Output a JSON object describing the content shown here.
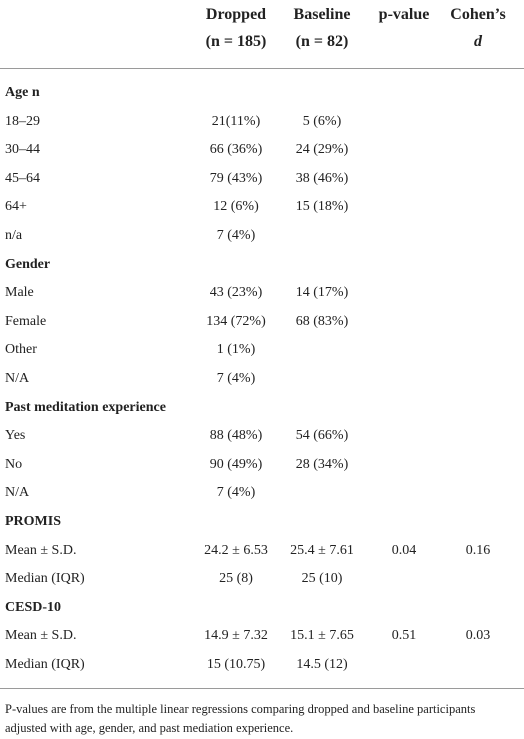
{
  "table": {
    "header": [
      {
        "lines": [
          "Dropped",
          "(n = 185)"
        ]
      },
      {
        "lines": [
          "Baseline",
          "(n = 82)"
        ]
      },
      {
        "lines": [
          "p-value"
        ]
      },
      {
        "lines": [
          "Cohen’s",
          "d"
        ]
      }
    ],
    "sections": [
      {
        "title": "Age n",
        "rows": [
          {
            "label": "18–29",
            "dropped": "21(11%)",
            "baseline": "5 (6%)"
          },
          {
            "label": "30–44",
            "dropped": "66 (36%)",
            "baseline": "24 (29%)"
          },
          {
            "label": "45–64",
            "dropped": "79 (43%)",
            "baseline": "38 (46%)"
          },
          {
            "label": "64+",
            "dropped": "12 (6%)",
            "baseline": "15 (18%)"
          },
          {
            "label": "n/a",
            "dropped": "7 (4%)"
          }
        ]
      },
      {
        "title": "Gender",
        "rows": [
          {
            "label": "Male",
            "dropped": "43 (23%)",
            "baseline": "14 (17%)"
          },
          {
            "label": "Female",
            "dropped": "134 (72%)",
            "baseline": "68 (83%)"
          },
          {
            "label": "Other",
            "dropped": "1 (1%)"
          },
          {
            "label": "N/A",
            "dropped": "7 (4%)"
          }
        ]
      },
      {
        "title": "Past meditation experience",
        "rows": [
          {
            "label": "Yes",
            "dropped": "88 (48%)",
            "baseline": "54 (66%)"
          },
          {
            "label": "No",
            "dropped": "90 (49%)",
            "baseline": "28 (34%)"
          },
          {
            "label": "N/A",
            "dropped": "7 (4%)"
          }
        ]
      },
      {
        "title": "PROMIS",
        "rows": [
          {
            "label": "Mean ± S.D.",
            "dropped": "24.2 ± 6.53",
            "baseline": "25.4 ± 7.61",
            "p": "0.04",
            "d": "0.16"
          },
          {
            "label": "Median (IQR)",
            "dropped": "25 (8)",
            "baseline": "25 (10)"
          }
        ]
      },
      {
        "title": "CESD-10",
        "rows": [
          {
            "label": "Mean ± S.D.",
            "dropped": "14.9 ± 7.32",
            "baseline": "15.1 ± 7.65",
            "p": "0.51",
            "d": "0.03"
          },
          {
            "label": "Median (IQR)",
            "dropped": "15 (10.75)",
            "baseline": "14.5 (12)"
          }
        ]
      }
    ],
    "footnote": "P-values are from the multiple linear regressions comparing dropped and baseline participants adjusted with age, gender, and past mediation experience."
  }
}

++++++++

Exercise
Leave out the pictures and retype every line above exactly.

Solution for this task
Output a JSON object describing the content shown here.
{
  "table": {
    "header": [
      {
        "lines": [
          "Dropped",
          "(n = 185)"
        ]
      },
      {
        "lines": [
          "Baseline",
          "(n = 82)"
        ]
      },
      {
        "lines": [
          "p-value"
        ]
      },
      {
        "lines": [
          "Cohen’s",
          "d"
        ]
      }
    ],
    "sections": [
      {
        "title": "Age n",
        "rows": [
          {
            "label": "18–29",
            "dropped": "21(11%)",
            "baseline": "5 (6%)"
          },
          {
            "label": "30–44",
            "dropped": "66 (36%)",
            "baseline": "24 (29%)"
          },
          {
            "label": "45–64",
            "dropped": "79 (43%)",
            "baseline": "38 (46%)"
          },
          {
            "label": "64+",
            "dropped": "12 (6%)",
            "baseline": "15 (18%)"
          },
          {
            "label": "n/a",
            "dropped": "7 (4%)"
          }
        ]
      },
      {
        "title": "Gender",
        "rows": [
          {
            "label": "Male",
            "dropped": "43 (23%)",
            "baseline": "14 (17%)"
          },
          {
            "label": "Female",
            "dropped": "134 (72%)",
            "baseline": "68 (83%)"
          },
          {
            "label": "Other",
            "dropped": "1 (1%)"
          },
          {
            "label": "N/A",
            "dropped": "7 (4%)"
          }
        ]
      },
      {
        "title": "Past meditation experience",
        "rows": [
          {
            "label": "Yes",
            "dropped": "88 (48%)",
            "baseline": "54 (66%)"
          },
          {
            "label": "No",
            "dropped": "90 (49%)",
            "baseline": "28 (34%)"
          },
          {
            "label": "N/A",
            "dropped": "7 (4%)"
          }
        ]
      },
      {
        "title": "PROMIS",
        "rows": [
          {
            "label": "Mean ± S.D.",
            "dropped": "24.2 ± 6.53",
            "baseline": "25.4 ± 7.61",
            "p": "0.04",
            "d": "0.16"
          },
          {
            "label": "Median (IQR)",
            "dropped": "25 (8)",
            "baseline": "25 (10)"
          }
        ]
      },
      {
        "title": "CESD-10",
        "rows": [
          {
            "label": "Mean ± S.D.",
            "dropped": "14.9 ± 7.32",
            "baseline": "15.1 ± 7.65",
            "p": "0.51",
            "d": "0.03"
          },
          {
            "label": "Median (IQR)",
            "dropped": "15 (10.75)",
            "baseline": "14.5 (12)"
          }
        ]
      }
    ],
    "footnote": "P-values are from the multiple linear regressions comparing dropped and baseline participants adjusted with age, gender, and past mediation experience."
  }
}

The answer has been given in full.